Figure collection entries:
━━━━

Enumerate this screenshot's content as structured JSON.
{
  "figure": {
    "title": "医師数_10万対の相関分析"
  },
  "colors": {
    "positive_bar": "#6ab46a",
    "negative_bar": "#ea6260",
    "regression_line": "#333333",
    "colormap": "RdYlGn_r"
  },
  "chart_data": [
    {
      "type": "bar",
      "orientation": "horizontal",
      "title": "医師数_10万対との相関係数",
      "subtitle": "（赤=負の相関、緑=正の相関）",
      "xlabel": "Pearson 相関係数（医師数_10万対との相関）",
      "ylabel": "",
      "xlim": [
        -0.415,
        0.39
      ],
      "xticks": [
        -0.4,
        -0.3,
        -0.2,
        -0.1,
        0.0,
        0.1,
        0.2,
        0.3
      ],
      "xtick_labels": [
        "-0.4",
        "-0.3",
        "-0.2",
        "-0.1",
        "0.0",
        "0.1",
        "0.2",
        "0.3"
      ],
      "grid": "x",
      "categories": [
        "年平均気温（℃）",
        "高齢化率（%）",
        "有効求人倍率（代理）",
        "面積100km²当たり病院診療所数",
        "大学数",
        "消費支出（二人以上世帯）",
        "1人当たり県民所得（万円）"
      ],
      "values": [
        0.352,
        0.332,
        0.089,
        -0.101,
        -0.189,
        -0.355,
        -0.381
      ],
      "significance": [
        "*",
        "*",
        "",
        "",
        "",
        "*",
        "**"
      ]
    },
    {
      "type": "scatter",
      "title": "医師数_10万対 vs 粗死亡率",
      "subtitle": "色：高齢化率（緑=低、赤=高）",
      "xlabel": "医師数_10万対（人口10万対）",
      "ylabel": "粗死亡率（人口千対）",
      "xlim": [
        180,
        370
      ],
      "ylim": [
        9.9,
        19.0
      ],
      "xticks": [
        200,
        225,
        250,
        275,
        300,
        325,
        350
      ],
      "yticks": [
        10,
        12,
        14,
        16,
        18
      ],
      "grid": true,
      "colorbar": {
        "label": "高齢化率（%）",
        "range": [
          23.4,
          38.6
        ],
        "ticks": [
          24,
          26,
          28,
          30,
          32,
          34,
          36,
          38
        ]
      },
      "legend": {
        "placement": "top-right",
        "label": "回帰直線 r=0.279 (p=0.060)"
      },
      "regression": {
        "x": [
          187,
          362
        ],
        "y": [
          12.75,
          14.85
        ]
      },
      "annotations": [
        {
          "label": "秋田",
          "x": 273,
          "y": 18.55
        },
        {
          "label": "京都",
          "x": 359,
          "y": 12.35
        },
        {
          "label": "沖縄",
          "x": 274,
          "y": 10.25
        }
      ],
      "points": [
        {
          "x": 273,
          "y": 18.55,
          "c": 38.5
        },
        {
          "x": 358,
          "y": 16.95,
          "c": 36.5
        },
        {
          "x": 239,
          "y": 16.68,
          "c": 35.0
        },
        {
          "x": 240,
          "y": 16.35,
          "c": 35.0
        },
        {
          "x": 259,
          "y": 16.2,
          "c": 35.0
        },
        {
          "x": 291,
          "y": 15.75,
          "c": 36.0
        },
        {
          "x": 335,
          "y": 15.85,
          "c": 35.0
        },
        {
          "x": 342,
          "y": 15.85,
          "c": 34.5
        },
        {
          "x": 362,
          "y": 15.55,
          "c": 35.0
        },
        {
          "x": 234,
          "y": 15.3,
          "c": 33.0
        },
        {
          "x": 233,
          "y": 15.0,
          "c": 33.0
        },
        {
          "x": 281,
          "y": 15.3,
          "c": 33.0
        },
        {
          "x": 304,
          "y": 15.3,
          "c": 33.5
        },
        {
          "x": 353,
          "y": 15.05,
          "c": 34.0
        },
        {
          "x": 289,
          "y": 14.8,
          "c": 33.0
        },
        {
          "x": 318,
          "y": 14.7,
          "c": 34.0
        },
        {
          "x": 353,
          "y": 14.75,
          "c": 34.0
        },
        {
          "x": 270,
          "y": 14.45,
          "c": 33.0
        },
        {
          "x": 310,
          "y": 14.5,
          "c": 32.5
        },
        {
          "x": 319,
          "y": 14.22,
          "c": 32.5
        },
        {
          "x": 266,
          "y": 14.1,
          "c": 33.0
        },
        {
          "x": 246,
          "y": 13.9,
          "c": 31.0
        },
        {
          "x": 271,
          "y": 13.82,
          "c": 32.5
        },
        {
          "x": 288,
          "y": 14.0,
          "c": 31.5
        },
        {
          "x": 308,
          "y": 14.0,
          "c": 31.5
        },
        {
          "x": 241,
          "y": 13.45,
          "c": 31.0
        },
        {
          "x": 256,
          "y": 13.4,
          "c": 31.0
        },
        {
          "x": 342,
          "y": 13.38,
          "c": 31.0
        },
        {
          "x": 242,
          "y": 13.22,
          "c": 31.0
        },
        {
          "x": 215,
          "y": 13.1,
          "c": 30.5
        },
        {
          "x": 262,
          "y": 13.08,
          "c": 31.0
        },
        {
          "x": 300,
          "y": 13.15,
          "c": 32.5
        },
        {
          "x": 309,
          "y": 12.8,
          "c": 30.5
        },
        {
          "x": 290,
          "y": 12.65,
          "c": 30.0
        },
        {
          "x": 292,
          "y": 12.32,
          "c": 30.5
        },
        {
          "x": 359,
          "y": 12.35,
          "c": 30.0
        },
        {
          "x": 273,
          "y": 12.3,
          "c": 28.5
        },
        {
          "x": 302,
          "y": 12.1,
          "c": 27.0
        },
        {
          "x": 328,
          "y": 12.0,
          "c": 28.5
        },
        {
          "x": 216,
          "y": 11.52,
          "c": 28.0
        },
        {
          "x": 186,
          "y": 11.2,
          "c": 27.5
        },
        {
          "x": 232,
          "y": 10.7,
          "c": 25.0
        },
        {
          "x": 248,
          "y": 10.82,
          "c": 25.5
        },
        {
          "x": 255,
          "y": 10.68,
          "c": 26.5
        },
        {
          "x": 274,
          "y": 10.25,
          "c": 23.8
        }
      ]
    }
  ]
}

━━━━

§ What you are asked to do
Here, the records must be output exactly and in full.

§ Result
Enumerate this screenshot's content as structured JSON.
{
  "figure": {
    "title": "医師数_10万対の相関分析"
  },
  "colors": {
    "positive_bar": "#6ab46a",
    "negative_bar": "#ea6260",
    "regression_line": "#333333",
    "colormap": "RdYlGn_r"
  },
  "chart_data": [
    {
      "type": "bar",
      "orientation": "horizontal",
      "title": "医師数_10万対との相関係数",
      "subtitle": "（赤=負の相関、緑=正の相関）",
      "xlabel": "Pearson 相関係数（医師数_10万対との相関）",
      "ylabel": "",
      "xlim": [
        -0.415,
        0.39
      ],
      "xticks": [
        -0.4,
        -0.3,
        -0.2,
        -0.1,
        0.0,
        0.1,
        0.2,
        0.3
      ],
      "xtick_labels": [
        "-0.4",
        "-0.3",
        "-0.2",
        "-0.1",
        "0.0",
        "0.1",
        "0.2",
        "0.3"
      ],
      "grid": "x",
      "categories": [
        "年平均気温（℃）",
        "高齢化率（%）",
        "有効求人倍率（代理）",
        "面積100km²当たり病院診療所数",
        "大学数",
        "消費支出（二人以上世帯）",
        "1人当たり県民所得（万円）"
      ],
      "values": [
        0.352,
        0.332,
        0.089,
        -0.101,
        -0.189,
        -0.355,
        -0.381
      ],
      "significance": [
        "*",
        "*",
        "",
        "",
        "",
        "*",
        "**"
      ]
    },
    {
      "type": "scatter",
      "title": "医師数_10万対 vs 粗死亡率",
      "subtitle": "色：高齢化率（緑=低、赤=高）",
      "xlabel": "医師数_10万対（人口10万対）",
      "ylabel": "粗死亡率（人口千対）",
      "xlim": [
        180,
        370
      ],
      "ylim": [
        9.9,
        19.0
      ],
      "xticks": [
        200,
        225,
        250,
        275,
        300,
        325,
        350
      ],
      "yticks": [
        10,
        12,
        14,
        16,
        18
      ],
      "grid": true,
      "colorbar": {
        "label": "高齢化率（%）",
        "range": [
          23.4,
          38.6
        ],
        "ticks": [
          24,
          26,
          28,
          30,
          32,
          34,
          36,
          38
        ]
      },
      "legend": {
        "placement": "top-right",
        "label": "回帰直線 r=0.279 (p=0.060)"
      },
      "regression": {
        "x": [
          187,
          362
        ],
        "y": [
          12.75,
          14.85
        ]
      },
      "annotations": [
        {
          "label": "秋田",
          "x": 273,
          "y": 18.55
        },
        {
          "label": "京都",
          "x": 359,
          "y": 12.35
        },
        {
          "label": "沖縄",
          "x": 274,
          "y": 10.25
        }
      ],
      "points": [
        {
          "x": 273,
          "y": 18.55,
          "c": 38.5
        },
        {
          "x": 358,
          "y": 16.95,
          "c": 36.5
        },
        {
          "x": 239,
          "y": 16.68,
          "c": 35.0
        },
        {
          "x": 240,
          "y": 16.35,
          "c": 35.0
        },
        {
          "x": 259,
          "y": 16.2,
          "c": 35.0
        },
        {
          "x": 291,
          "y": 15.75,
          "c": 36.0
        },
        {
          "x": 335,
          "y": 15.85,
          "c": 35.0
        },
        {
          "x": 342,
          "y": 15.85,
          "c": 34.5
        },
        {
          "x": 362,
          "y": 15.55,
          "c": 35.0
        },
        {
          "x": 234,
          "y": 15.3,
          "c": 33.0
        },
        {
          "x": 233,
          "y": 15.0,
          "c": 33.0
        },
        {
          "x": 281,
          "y": 15.3,
          "c": 33.0
        },
        {
          "x": 304,
          "y": 15.3,
          "c": 33.5
        },
        {
          "x": 353,
          "y": 15.05,
          "c": 34.0
        },
        {
          "x": 289,
          "y": 14.8,
          "c": 33.0
        },
        {
          "x": 318,
          "y": 14.7,
          "c": 34.0
        },
        {
          "x": 353,
          "y": 14.75,
          "c": 34.0
        },
        {
          "x": 270,
          "y": 14.45,
          "c": 33.0
        },
        {
          "x": 310,
          "y": 14.5,
          "c": 32.5
        },
        {
          "x": 319,
          "y": 14.22,
          "c": 32.5
        },
        {
          "x": 266,
          "y": 14.1,
          "c": 33.0
        },
        {
          "x": 246,
          "y": 13.9,
          "c": 31.0
        },
        {
          "x": 271,
          "y": 13.82,
          "c": 32.5
        },
        {
          "x": 288,
          "y": 14.0,
          "c": 31.5
        },
        {
          "x": 308,
          "y": 14.0,
          "c": 31.5
        },
        {
          "x": 241,
          "y": 13.45,
          "c": 31.0
        },
        {
          "x": 256,
          "y": 13.4,
          "c": 31.0
        },
        {
          "x": 342,
          "y": 13.38,
          "c": 31.0
        },
        {
          "x": 242,
          "y": 13.22,
          "c": 31.0
        },
        {
          "x": 215,
          "y": 13.1,
          "c": 30.5
        },
        {
          "x": 262,
          "y": 13.08,
          "c": 31.0
        },
        {
          "x": 300,
          "y": 13.15,
          "c": 32.5
        },
        {
          "x": 309,
          "y": 12.8,
          "c": 30.5
        },
        {
          "x": 290,
          "y": 12.65,
          "c": 30.0
        },
        {
          "x": 292,
          "y": 12.32,
          "c": 30.5
        },
        {
          "x": 359,
          "y": 12.35,
          "c": 30.0
        },
        {
          "x": 273,
          "y": 12.3,
          "c": 28.5
        },
        {
          "x": 302,
          "y": 12.1,
          "c": 27.0
        },
        {
          "x": 328,
          "y": 12.0,
          "c": 28.5
        },
        {
          "x": 216,
          "y": 11.52,
          "c": 28.0
        },
        {
          "x": 186,
          "y": 11.2,
          "c": 27.5
        },
        {
          "x": 232,
          "y": 10.7,
          "c": 25.0
        },
        {
          "x": 248,
          "y": 10.82,
          "c": 25.5
        },
        {
          "x": 255,
          "y": 10.68,
          "c": 26.5
        },
        {
          "x": 274,
          "y": 10.25,
          "c": 23.8
        }
      ]
    }
  ]
}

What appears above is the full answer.